Excerpted records.
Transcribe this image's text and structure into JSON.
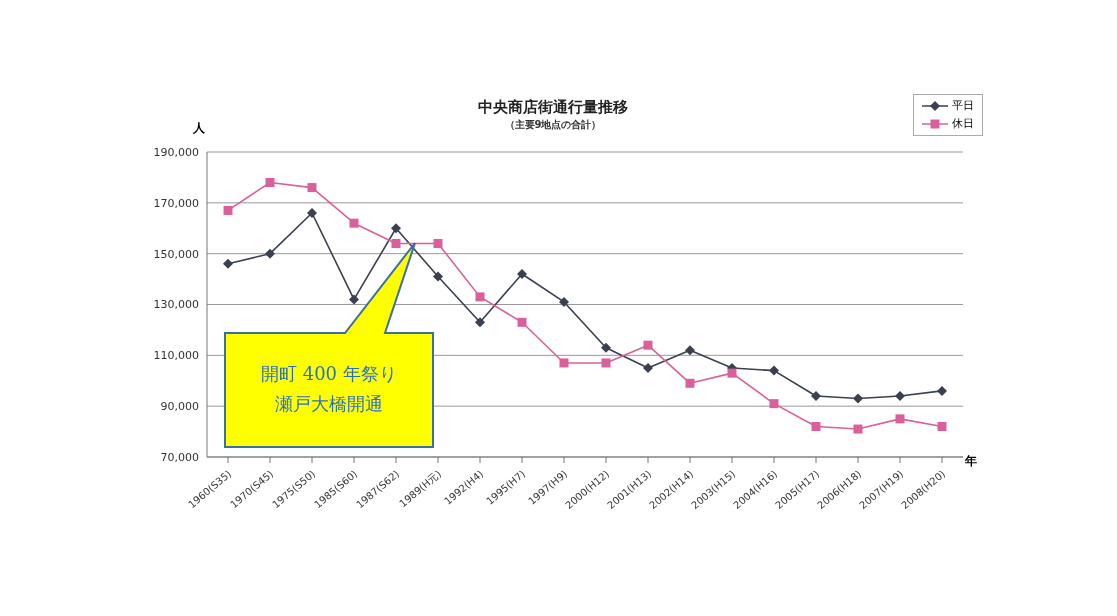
{
  "chart_data": {
    "type": "line",
    "title": "中央商店街通行量推移",
    "subtitle": "（主要9地点の合計）",
    "ylabel": "人",
    "xlabel": "年",
    "categories": [
      "1960(S35)",
      "1970(S45)",
      "1975(S50)",
      "1985(S60)",
      "1987(S62)",
      "1989(H元)",
      "1992(H4)",
      "1995(H7)",
      "1997(H9)",
      "2000(H12)",
      "2001(H13)",
      "2002(H14)",
      "2003(H15)",
      "2004(H16)",
      "2005(H17)",
      "2006(H18)",
      "2007(H19)",
      "2008(H20)"
    ],
    "series": [
      {
        "name": "平日",
        "color": "#3a4050",
        "marker": "diamond",
        "values": [
          146000,
          150000,
          166000,
          132000,
          160000,
          141000,
          123000,
          142000,
          131000,
          113000,
          105000,
          112000,
          105000,
          104000,
          94000,
          93000,
          94000,
          96000
        ]
      },
      {
        "name": "休日",
        "color": "#d9609a",
        "marker": "square",
        "values": [
          167000,
          178000,
          176000,
          162000,
          154000,
          154000,
          133000,
          123000,
          107000,
          107000,
          114000,
          99000,
          103000,
          91000,
          82000,
          81000,
          85000,
          82000
        ]
      }
    ],
    "ylim": [
      70000,
      190000
    ],
    "yticks": [
      {
        "value": 70000,
        "label": "70,000"
      },
      {
        "value": 90000,
        "label": "90,000"
      },
      {
        "value": 110000,
        "label": "110,000"
      },
      {
        "value": 130000,
        "label": "130,000"
      },
      {
        "value": 150000,
        "label": "150,000"
      },
      {
        "value": 170000,
        "label": "170,000"
      },
      {
        "value": 190000,
        "label": "190,000"
      }
    ],
    "grid": "y",
    "legend": "top right",
    "line_style": "solid",
    "annotations": [
      "開町 400 年祭り瀬戸大橋開通"
    ]
  }
}
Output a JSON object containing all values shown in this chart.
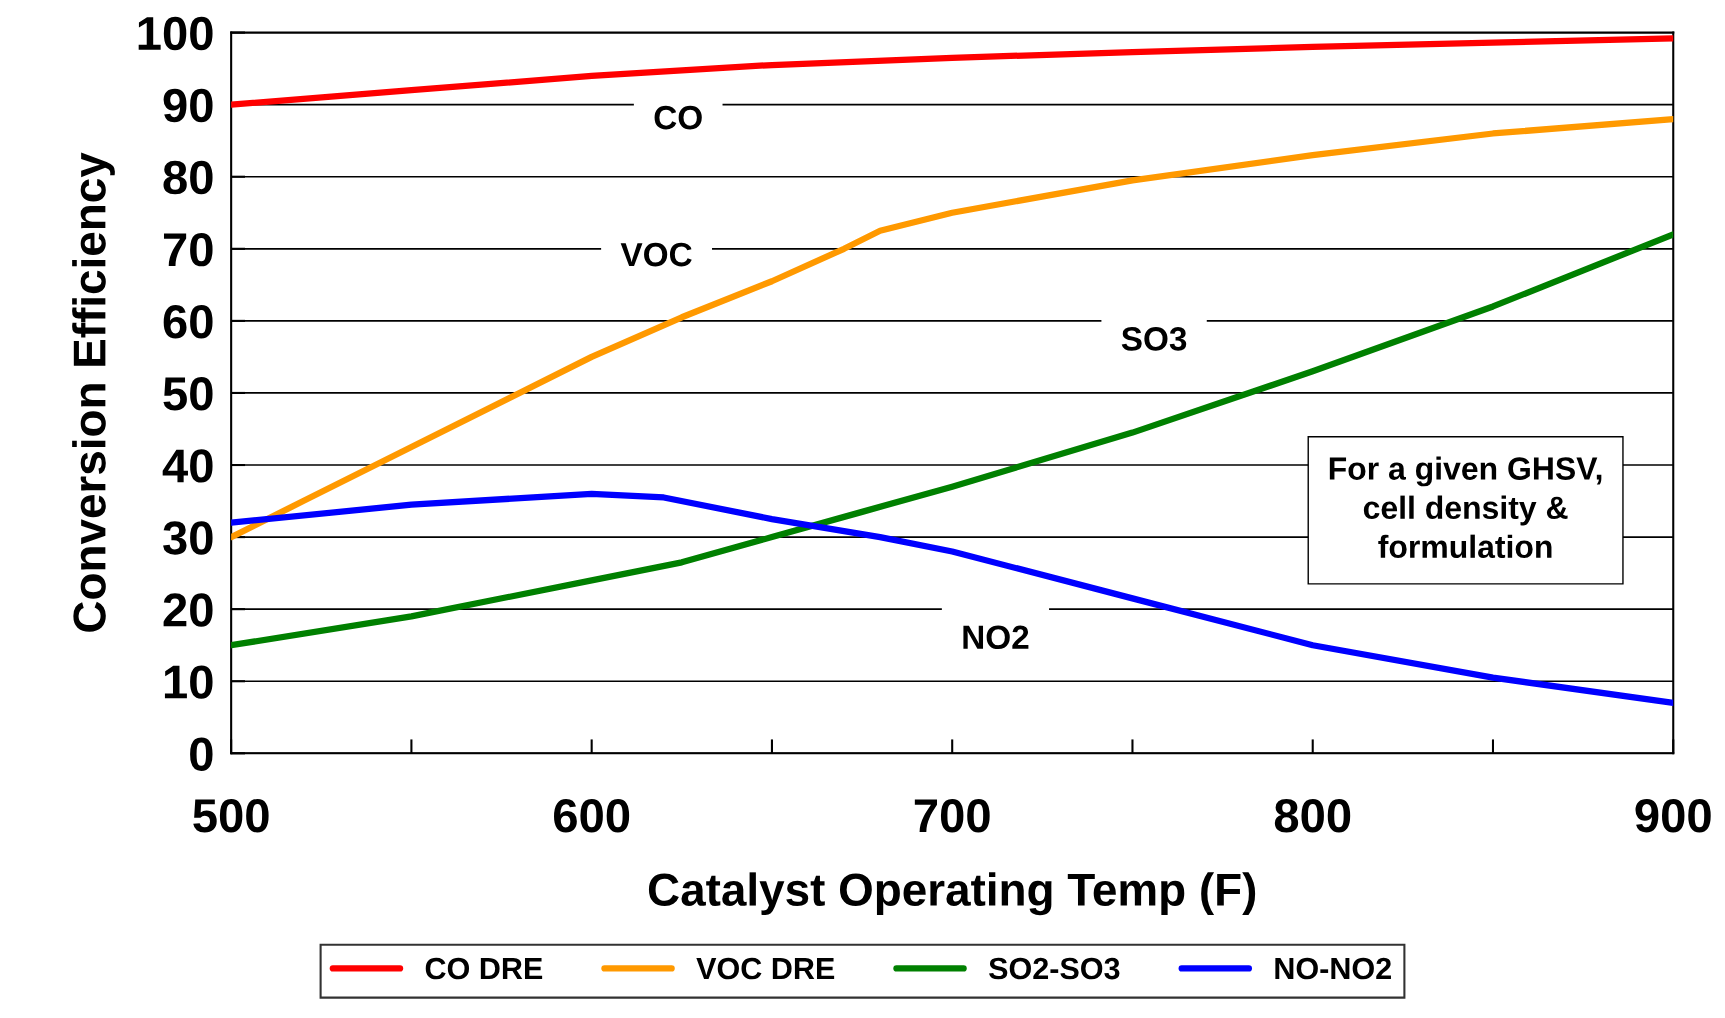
{
  "chart_data": {
    "type": "line",
    "xlabel": "Catalyst Operating Temp (F)",
    "ylabel": "Conversion Efficiency",
    "xlim": [
      500,
      900
    ],
    "xticks": [
      500,
      {
        "value": 550,
        "label": null
      },
      600,
      {
        "value": 650,
        "label": null
      },
      700,
      {
        "value": 750,
        "label": null
      },
      800,
      {
        "value": 850,
        "label": null
      },
      900
    ],
    "ylim": [
      0,
      100
    ],
    "yticks": [
      0,
      10,
      20,
      30,
      40,
      50,
      60,
      70,
      80,
      90,
      100
    ],
    "grid": "y",
    "legend": "bottom",
    "marker": "none",
    "line_style": "solid",
    "series": [
      {
        "name": "CO DRE",
        "color": "#ff0000",
        "x": [
          500,
          550,
          600,
          650,
          700,
          750,
          800,
          850,
          900
        ],
        "values": [
          90,
          92,
          94,
          95.5,
          96.5,
          97.3,
          98,
          98.6,
          99.2
        ]
      },
      {
        "name": "VOC DRE",
        "color": "#ff9900",
        "x": [
          500,
          520,
          550,
          600,
          625,
          650,
          670,
          680,
          700,
          750,
          800,
          850,
          900
        ],
        "values": [
          30,
          35,
          42.5,
          55,
          60.5,
          65.5,
          70,
          72.5,
          75,
          79.5,
          83,
          86,
          88
        ]
      },
      {
        "name": "SO2-SO3",
        "color": "#008000",
        "x": [
          500,
          550,
          600,
          625,
          650,
          675,
          700,
          750,
          800,
          850,
          900
        ],
        "values": [
          15,
          19,
          24,
          26.5,
          30,
          33.5,
          37,
          44.5,
          53,
          62,
          72
        ]
      },
      {
        "name": "NO-NO2",
        "color": "#0000ff",
        "x": [
          500,
          550,
          600,
          620,
          650,
          680,
          700,
          750,
          800,
          850,
          900
        ],
        "values": [
          32,
          34.5,
          36,
          35.5,
          32.5,
          30,
          28,
          21.5,
          15,
          10.5,
          7
        ]
      }
    ],
    "annotations": [
      "CO",
      "VOC",
      "SO3",
      "NO2",
      "For a given GHSV,\ncell density &\nformulation"
    ]
  }
}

What is expected. Give the data above again in full and unchanged, skipping the pictures.

Response for this exercise.
Transcribe this image's text and structure into JSON.
{
  "chart_data": {
    "type": "line",
    "title": "中央商店街通行量推移",
    "subtitle": "（主要9地点の合計）",
    "ylabel": "人",
    "xlabel": "年",
    "categories": [
      "1960(S35)",
      "1970(S45)",
      "1975(S50)",
      "1985(S60)",
      "1987(S62)",
      "1989(H元)",
      "1992(H4)",
      "1995(H7)",
      "1997(H9)",
      "2000(H12)",
      "2001(H13)",
      "2002(H14)",
      "2003(H15)",
      "2004(H16)",
      "2005(H17)",
      "2006(H18)",
      "2007(H19)",
      "2008(H20)"
    ],
    "series": [
      {
        "name": "平日",
        "color": "#3a4050",
        "marker": "diamond",
        "values": [
          146000,
          150000,
          166000,
          132000,
          160000,
          141000,
          123000,
          142000,
          131000,
          113000,
          105000,
          112000,
          105000,
          104000,
          94000,
          93000,
          94000,
          96000
        ]
      },
      {
        "name": "休日",
        "color": "#d9609a",
        "marker": "square",
        "values": [
          167000,
          178000,
          176000,
          162000,
          154000,
          154000,
          133000,
          123000,
          107000,
          107000,
          114000,
          99000,
          103000,
          91000,
          82000,
          81000,
          85000,
          82000
        ]
      }
    ],
    "ylim": [
      70000,
      190000
    ],
    "yticks": [
      {
        "value": 70000,
        "label": "70,000"
      },
      {
        "value": 90000,
        "label": "90,000"
      },
      {
        "value": 110000,
        "label": "110,000"
      },
      {
        "value": 130000,
        "label": "130,000"
      },
      {
        "value": 150000,
        "label": "150,000"
      },
      {
        "value": 170000,
        "label": "170,000"
      },
      {
        "value": 190000,
        "label": "190,000"
      }
    ],
    "grid": "y",
    "legend": "top right",
    "line_style": "solid",
    "annotations": [
      "開町 400 年祭り瀬戸大橋開通"
    ]
  }
}
Output a JSON object containing all values shown in this chart.
{
  "chart_data": {
    "type": "line",
    "xlabel": "Catalyst Operating Temp (F)",
    "ylabel": "Conversion Efficiency",
    "xlim": [
      500,
      900
    ],
    "xticks": [
      500,
      {
        "value": 550,
        "label": null
      },
      600,
      {
        "value": 650,
        "label": null
      },
      700,
      {
        "value": 750,
        "label": null
      },
      800,
      {
        "value": 850,
        "label": null
      },
      900
    ],
    "ylim": [
      0,
      100
    ],
    "yticks": [
      0,
      10,
      20,
      30,
      40,
      50,
      60,
      70,
      80,
      90,
      100
    ],
    "grid": "y",
    "legend": "bottom",
    "marker": "none",
    "line_style": "solid",
    "series": [
      {
        "name": "CO DRE",
        "color": "#ff0000",
        "x": [
          500,
          550,
          600,
          650,
          700,
          750,
          800,
          850,
          900
        ],
        "values": [
          90,
          92,
          94,
          95.5,
          96.5,
          97.3,
          98,
          98.6,
          99.2
        ]
      },
      {
        "name": "VOC DRE",
        "color": "#ff9900",
        "x": [
          500,
          520,
          550,
          600,
          625,
          650,
          670,
          680,
          700,
          750,
          800,
          850,
          900
        ],
        "values": [
          30,
          35,
          42.5,
          55,
          60.5,
          65.5,
          70,
          72.5,
          75,
          79.5,
          83,
          86,
          88
        ]
      },
      {
        "name": "SO2-SO3",
        "color": "#008000",
        "x": [
          500,
          550,
          600,
          625,
          650,
          675,
          700,
          750,
          800,
          850,
          900
        ],
        "values": [
          15,
          19,
          24,
          26.5,
          30,
          33.5,
          37,
          44.5,
          53,
          62,
          72
        ]
      },
      {
        "name": "NO-NO2",
        "color": "#0000ff",
        "x": [
          500,
          550,
          600,
          620,
          650,
          680,
          700,
          750,
          800,
          850,
          900
        ],
        "values": [
          32,
          34.5,
          36,
          35.5,
          32.5,
          30,
          28,
          21.5,
          15,
          10.5,
          7
        ]
      }
    ],
    "annotations": [
      "CO",
      "VOC",
      "SO3",
      "NO2",
      "For a given GHSV,\ncell density &\nformulation"
    ]
  }
}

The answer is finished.